Objective:
Which lines hold the word "this"? Copy each one.

Records to process:
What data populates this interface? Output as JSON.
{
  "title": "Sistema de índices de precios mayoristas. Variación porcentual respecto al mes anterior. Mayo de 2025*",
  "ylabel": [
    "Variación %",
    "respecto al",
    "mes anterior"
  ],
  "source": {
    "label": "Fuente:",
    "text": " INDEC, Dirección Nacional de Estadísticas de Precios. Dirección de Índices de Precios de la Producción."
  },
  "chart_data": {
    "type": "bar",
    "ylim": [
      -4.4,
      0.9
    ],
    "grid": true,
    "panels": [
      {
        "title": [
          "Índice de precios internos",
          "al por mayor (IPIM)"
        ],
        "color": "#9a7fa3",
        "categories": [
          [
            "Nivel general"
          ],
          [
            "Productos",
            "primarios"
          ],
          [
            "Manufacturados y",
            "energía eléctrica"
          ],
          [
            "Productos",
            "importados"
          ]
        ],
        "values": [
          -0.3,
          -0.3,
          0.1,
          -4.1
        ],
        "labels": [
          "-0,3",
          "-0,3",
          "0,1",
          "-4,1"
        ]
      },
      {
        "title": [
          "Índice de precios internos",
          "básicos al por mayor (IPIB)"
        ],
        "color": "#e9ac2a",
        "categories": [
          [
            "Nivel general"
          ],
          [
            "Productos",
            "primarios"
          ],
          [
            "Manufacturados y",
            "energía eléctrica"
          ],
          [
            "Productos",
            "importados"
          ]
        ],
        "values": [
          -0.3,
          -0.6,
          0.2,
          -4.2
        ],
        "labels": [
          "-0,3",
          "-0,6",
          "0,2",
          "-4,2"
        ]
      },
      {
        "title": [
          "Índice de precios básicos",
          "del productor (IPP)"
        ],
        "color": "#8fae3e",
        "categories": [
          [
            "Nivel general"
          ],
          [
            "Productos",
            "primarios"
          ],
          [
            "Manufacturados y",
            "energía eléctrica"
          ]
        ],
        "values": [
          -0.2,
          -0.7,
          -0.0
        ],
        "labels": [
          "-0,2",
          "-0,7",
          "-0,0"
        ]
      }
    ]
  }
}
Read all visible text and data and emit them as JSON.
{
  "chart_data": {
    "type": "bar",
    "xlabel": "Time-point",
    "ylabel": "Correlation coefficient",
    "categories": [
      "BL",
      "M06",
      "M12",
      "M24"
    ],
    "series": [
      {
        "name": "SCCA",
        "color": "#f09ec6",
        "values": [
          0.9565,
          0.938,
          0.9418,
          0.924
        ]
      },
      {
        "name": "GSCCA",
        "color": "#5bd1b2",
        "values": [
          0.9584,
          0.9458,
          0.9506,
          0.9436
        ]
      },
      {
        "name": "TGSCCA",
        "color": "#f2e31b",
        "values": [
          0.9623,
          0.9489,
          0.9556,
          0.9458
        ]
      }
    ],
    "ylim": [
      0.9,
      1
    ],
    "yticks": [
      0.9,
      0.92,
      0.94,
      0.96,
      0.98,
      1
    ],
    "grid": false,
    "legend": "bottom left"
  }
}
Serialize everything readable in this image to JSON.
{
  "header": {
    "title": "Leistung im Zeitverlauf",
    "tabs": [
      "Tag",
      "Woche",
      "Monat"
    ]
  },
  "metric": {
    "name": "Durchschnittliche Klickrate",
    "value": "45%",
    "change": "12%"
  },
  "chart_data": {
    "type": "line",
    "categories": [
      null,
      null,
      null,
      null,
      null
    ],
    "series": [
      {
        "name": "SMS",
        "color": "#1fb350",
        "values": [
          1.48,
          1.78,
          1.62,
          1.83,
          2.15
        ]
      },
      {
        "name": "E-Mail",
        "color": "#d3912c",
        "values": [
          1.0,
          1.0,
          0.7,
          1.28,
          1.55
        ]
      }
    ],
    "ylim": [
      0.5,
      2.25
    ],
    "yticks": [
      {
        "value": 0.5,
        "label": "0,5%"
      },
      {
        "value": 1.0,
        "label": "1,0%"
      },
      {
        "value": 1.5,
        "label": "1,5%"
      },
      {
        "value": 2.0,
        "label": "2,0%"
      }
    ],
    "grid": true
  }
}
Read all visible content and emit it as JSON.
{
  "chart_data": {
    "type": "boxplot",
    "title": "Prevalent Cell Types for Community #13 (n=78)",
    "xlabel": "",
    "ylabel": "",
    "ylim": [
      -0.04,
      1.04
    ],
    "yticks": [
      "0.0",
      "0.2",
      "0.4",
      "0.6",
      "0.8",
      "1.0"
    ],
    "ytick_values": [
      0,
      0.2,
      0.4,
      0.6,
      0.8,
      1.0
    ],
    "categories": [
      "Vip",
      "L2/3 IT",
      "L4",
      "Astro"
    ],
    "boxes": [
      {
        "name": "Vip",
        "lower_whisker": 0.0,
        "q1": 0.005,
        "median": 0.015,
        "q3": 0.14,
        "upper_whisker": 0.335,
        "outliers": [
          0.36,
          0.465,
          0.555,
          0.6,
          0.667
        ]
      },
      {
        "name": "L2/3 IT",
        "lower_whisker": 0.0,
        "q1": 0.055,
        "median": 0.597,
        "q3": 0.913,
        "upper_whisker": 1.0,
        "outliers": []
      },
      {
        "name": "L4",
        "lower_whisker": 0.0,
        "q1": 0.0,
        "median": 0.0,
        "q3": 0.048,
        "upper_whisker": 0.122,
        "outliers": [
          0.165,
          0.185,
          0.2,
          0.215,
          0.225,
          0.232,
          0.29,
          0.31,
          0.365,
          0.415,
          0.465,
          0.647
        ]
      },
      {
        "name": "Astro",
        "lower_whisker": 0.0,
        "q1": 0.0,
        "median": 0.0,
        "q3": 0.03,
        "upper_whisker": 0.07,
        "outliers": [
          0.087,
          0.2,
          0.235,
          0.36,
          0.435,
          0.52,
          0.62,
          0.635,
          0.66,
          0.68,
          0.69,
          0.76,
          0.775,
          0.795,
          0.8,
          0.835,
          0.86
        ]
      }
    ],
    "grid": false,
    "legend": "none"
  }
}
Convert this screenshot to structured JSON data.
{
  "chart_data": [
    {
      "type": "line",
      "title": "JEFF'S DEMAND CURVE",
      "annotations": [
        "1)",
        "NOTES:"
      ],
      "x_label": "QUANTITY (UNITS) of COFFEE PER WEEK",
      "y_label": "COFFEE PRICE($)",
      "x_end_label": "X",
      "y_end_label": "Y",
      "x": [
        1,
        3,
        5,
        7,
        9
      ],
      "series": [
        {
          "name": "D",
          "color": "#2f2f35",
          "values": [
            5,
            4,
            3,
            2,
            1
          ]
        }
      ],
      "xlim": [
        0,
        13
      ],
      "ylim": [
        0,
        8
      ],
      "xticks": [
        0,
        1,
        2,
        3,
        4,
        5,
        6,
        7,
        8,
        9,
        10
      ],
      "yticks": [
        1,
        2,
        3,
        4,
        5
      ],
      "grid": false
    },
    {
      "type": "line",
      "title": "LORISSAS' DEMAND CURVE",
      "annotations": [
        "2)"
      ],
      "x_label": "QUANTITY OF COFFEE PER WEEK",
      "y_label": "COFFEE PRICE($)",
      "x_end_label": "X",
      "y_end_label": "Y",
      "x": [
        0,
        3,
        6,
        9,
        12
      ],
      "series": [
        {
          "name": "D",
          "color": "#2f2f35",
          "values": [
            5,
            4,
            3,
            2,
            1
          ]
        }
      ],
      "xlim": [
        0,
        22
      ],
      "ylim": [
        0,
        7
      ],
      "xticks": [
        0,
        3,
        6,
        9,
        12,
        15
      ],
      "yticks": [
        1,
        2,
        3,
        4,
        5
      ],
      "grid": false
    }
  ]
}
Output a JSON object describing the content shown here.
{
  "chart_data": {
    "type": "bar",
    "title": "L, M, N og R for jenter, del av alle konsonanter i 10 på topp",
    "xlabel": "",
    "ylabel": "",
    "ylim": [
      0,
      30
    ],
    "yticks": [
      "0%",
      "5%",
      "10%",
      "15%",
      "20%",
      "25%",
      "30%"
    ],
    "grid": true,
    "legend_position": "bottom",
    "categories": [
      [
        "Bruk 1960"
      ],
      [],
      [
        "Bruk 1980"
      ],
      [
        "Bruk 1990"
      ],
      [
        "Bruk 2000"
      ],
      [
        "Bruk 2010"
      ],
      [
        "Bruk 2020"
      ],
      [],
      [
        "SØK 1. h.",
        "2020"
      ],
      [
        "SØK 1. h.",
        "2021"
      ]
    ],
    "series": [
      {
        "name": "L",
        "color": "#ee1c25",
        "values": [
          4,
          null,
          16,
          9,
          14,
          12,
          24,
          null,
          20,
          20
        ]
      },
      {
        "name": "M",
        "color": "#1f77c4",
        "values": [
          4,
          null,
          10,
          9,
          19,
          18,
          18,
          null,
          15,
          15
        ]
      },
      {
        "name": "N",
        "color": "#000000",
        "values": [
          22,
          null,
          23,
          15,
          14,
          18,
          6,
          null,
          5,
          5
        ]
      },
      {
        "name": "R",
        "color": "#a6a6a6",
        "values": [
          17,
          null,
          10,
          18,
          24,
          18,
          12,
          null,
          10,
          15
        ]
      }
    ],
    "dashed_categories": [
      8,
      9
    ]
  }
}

The response:
What data populates this interface? Output as JSON.
Serialize everything readable in this image to JSON.
Convert this screenshot to structured JSON data.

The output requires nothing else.